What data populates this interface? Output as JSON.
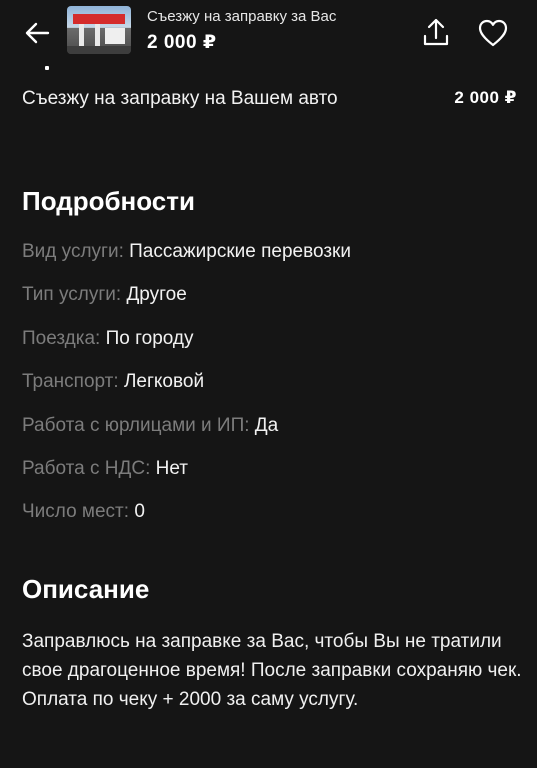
{
  "header": {
    "back_icon": "arrow-left-icon",
    "title": "Съезжу на заправку за Вас",
    "price": "2 000 ₽",
    "share_icon": "share-upload-icon",
    "favorite_icon": "heart-outline-icon"
  },
  "service": {
    "name": "Съезжу на заправку на Вашем авто",
    "price": "2 000 ₽"
  },
  "details": {
    "title": "Подробности",
    "items": [
      {
        "label": "Вид услуги:",
        "value": "Пассажирские перевозки"
      },
      {
        "label": "Тип услуги:",
        "value": "Другое"
      },
      {
        "label": "Поездка:",
        "value": "По городу"
      },
      {
        "label": "Транспорт:",
        "value": "Легковой"
      },
      {
        "label": "Работа с юрлицами и ИП:",
        "value": "Да"
      },
      {
        "label": "Работа с НДС:",
        "value": "Нет"
      },
      {
        "label": "Число мест:",
        "value": "0"
      }
    ]
  },
  "description": {
    "title": "Описание",
    "text": "Заправлюсь на заправке за Вас, чтобы Вы не тратили свое драгоценное время! После заправки сохраняю чек. Оплата по чеку + 2000 за саму услугу."
  }
}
···
*Problem to solve*. Leave out the pictures, and give all the records again exactly.

*Finished answer*.
What data populates this interface? Output as JSON.
{
  "header": {
    "back_icon": "arrow-left-icon",
    "title": "Съезжу на заправку за Вас",
    "price": "2 000 ₽",
    "share_icon": "share-upload-icon",
    "favorite_icon": "heart-outline-icon"
  },
  "service": {
    "name": "Съезжу на заправку на Вашем авто",
    "price": "2 000 ₽"
  },
  "details": {
    "title": "Подробности",
    "items": [
      {
        "label": "Вид услуги:",
        "value": "Пассажирские перевозки"
      },
      {
        "label": "Тип услуги:",
        "value": "Другое"
      },
      {
        "label": "Поездка:",
        "value": "По городу"
      },
      {
        "label": "Транспорт:",
        "value": "Легковой"
      },
      {
        "label": "Работа с юрлицами и ИП:",
        "value": "Да"
      },
      {
        "label": "Работа с НДС:",
        "value": "Нет"
      },
      {
        "label": "Число мест:",
        "value": "0"
      }
    ]
  },
  "description": {
    "title": "Описание",
    "text": "Заправлюсь на заправке за Вас, чтобы Вы не тратили свое драгоценное время! После заправки сохраняю чек. Оплата по чеку + 2000 за саму услугу."
  }
}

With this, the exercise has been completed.